● INSTRUCTIONS TO FOLLOW:
For this exercise, copy out each line of the material below that includes "cabinet".

● TASK INPUT:
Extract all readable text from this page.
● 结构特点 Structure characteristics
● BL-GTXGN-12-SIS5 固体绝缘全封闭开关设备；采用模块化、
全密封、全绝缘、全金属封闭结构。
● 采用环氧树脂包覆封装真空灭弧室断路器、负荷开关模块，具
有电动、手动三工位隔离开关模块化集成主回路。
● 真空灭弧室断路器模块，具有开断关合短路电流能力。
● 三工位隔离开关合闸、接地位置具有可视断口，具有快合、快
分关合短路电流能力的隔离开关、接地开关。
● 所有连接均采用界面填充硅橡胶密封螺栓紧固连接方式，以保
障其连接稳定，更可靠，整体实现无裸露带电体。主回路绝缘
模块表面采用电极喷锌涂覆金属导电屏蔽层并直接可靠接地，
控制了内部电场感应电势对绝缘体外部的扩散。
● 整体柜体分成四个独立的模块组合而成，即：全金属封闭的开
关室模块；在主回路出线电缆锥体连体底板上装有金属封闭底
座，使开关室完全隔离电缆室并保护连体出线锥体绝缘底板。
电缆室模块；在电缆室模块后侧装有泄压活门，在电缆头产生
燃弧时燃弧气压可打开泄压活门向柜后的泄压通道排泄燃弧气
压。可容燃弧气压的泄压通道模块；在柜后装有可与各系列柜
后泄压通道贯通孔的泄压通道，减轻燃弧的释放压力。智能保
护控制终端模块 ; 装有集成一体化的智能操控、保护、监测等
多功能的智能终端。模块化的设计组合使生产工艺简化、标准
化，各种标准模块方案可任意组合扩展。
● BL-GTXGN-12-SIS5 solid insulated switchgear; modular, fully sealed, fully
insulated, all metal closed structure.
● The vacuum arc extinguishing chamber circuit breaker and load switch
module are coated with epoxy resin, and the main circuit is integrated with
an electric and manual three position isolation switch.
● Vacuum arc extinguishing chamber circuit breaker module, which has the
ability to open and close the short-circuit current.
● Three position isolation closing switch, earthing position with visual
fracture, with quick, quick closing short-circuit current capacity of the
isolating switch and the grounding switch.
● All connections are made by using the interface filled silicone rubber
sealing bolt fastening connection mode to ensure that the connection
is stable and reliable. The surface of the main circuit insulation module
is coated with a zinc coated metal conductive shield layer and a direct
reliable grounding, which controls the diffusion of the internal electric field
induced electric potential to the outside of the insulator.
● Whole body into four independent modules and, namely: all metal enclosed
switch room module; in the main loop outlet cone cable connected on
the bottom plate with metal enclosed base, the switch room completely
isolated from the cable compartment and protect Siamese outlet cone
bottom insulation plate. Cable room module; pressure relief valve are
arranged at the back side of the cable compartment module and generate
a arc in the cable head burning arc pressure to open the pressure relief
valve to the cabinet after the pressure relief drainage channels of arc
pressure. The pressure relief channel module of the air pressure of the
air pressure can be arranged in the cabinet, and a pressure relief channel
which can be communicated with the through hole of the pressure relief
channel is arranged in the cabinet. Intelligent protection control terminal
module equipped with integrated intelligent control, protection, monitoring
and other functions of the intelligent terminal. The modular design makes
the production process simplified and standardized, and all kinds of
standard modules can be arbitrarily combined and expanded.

● RESULT FOR THIS EXERCISE:
valve to the cabinet after the pressure relief drainage channels of arc
air pressure can be arranged in the cabinet, and a pressure relief channel
channel is arranged in the cabinet. Intelligent protection control terminal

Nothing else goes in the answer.